RECORDED DATA:
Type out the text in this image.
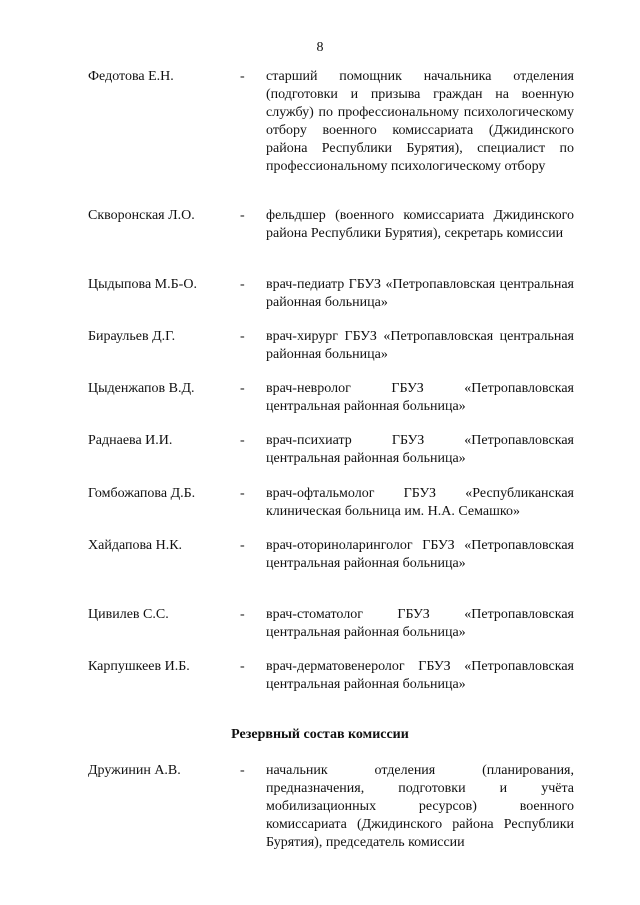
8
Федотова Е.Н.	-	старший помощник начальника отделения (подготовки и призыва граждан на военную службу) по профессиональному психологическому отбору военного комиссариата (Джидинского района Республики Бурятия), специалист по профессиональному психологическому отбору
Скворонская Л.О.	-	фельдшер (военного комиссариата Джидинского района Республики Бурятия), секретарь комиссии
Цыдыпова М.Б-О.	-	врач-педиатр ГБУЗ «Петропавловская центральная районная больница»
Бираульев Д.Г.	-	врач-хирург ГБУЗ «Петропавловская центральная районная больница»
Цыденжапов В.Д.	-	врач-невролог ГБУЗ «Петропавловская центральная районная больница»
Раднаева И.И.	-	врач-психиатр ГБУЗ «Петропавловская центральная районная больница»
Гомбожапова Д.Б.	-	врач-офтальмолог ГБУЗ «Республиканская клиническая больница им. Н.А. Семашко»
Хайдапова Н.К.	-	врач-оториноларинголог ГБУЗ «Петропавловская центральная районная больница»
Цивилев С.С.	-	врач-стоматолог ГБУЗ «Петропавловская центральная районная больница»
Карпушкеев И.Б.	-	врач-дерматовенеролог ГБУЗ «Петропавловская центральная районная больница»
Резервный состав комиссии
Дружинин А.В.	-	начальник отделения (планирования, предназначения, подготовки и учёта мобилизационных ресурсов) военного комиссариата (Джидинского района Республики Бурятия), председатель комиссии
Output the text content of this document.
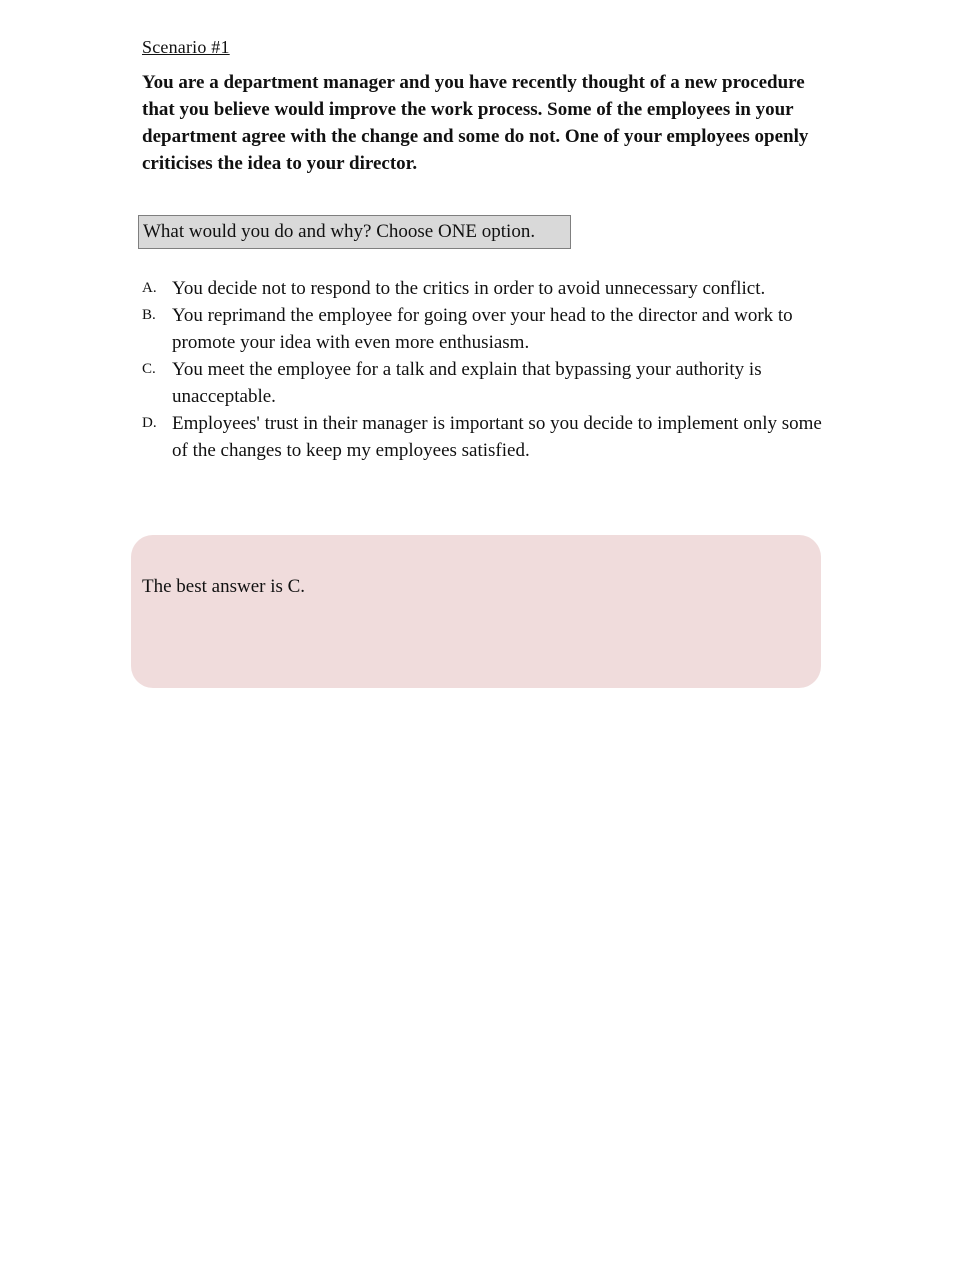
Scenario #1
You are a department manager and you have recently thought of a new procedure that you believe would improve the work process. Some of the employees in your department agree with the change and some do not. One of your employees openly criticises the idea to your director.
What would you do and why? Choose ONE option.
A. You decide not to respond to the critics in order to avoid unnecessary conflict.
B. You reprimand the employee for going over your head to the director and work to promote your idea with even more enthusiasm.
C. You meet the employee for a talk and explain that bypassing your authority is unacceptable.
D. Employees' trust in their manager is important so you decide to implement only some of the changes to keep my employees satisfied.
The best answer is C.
==
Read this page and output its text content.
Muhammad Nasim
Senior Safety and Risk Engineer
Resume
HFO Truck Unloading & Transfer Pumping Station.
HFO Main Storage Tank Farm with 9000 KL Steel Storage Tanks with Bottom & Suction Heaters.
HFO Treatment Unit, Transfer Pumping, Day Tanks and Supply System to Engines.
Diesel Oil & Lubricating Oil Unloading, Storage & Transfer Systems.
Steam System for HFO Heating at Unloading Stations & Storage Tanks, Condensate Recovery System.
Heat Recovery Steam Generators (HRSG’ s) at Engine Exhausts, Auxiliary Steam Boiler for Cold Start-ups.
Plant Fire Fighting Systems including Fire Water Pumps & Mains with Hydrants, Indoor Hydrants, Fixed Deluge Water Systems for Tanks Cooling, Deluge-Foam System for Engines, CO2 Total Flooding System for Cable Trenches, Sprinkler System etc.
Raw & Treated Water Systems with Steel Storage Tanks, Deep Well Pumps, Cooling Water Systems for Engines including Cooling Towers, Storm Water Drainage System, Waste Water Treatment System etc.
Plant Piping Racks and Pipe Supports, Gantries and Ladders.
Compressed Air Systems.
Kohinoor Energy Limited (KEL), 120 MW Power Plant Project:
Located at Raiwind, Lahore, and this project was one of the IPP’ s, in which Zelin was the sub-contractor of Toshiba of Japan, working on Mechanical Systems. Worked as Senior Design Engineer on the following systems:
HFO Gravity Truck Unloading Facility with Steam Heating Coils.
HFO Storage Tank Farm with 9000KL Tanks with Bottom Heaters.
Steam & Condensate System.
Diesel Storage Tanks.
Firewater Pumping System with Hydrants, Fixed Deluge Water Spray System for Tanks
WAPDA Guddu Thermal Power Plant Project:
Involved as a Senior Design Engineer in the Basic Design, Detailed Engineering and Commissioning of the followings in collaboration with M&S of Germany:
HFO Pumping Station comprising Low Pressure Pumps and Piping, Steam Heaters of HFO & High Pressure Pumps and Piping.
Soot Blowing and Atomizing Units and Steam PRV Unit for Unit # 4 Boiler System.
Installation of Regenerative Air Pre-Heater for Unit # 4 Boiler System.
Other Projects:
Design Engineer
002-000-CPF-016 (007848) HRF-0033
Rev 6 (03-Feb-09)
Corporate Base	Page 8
==
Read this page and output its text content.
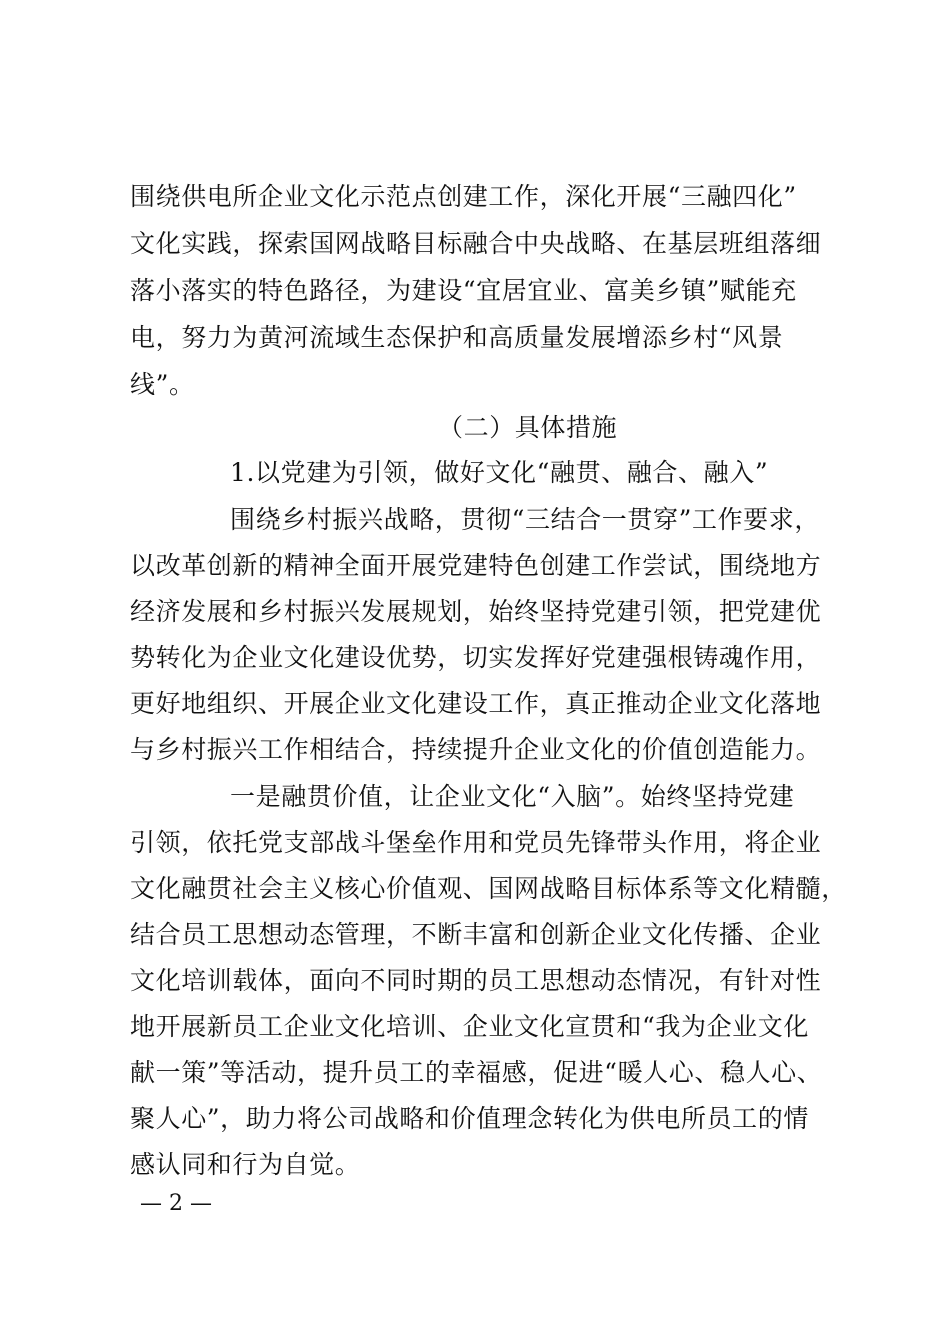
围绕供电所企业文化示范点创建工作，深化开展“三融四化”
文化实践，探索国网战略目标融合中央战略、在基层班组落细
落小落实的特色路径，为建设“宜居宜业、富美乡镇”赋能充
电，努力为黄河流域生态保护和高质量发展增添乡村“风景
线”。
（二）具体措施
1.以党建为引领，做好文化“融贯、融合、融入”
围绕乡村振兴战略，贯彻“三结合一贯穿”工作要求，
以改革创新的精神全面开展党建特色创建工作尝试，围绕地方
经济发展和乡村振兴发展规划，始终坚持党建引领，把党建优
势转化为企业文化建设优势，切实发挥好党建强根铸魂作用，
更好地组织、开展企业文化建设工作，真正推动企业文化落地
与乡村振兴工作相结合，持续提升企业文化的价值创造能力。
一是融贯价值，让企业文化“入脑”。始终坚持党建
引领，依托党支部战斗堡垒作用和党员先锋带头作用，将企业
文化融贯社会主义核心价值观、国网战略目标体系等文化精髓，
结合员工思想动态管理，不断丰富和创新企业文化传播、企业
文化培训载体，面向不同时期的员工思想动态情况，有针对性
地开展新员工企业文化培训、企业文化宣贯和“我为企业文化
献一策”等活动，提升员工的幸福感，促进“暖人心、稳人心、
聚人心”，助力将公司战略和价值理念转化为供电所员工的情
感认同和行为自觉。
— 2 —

YOUR TASK:
Lines containing the string "Diesel" are to be selected and copied.

SOLUTION TO THE PROBLEM:
Diesel Oil & Lubricating Oil Unloading, Storage & Transfer Systems.
Diesel Storage Tanks.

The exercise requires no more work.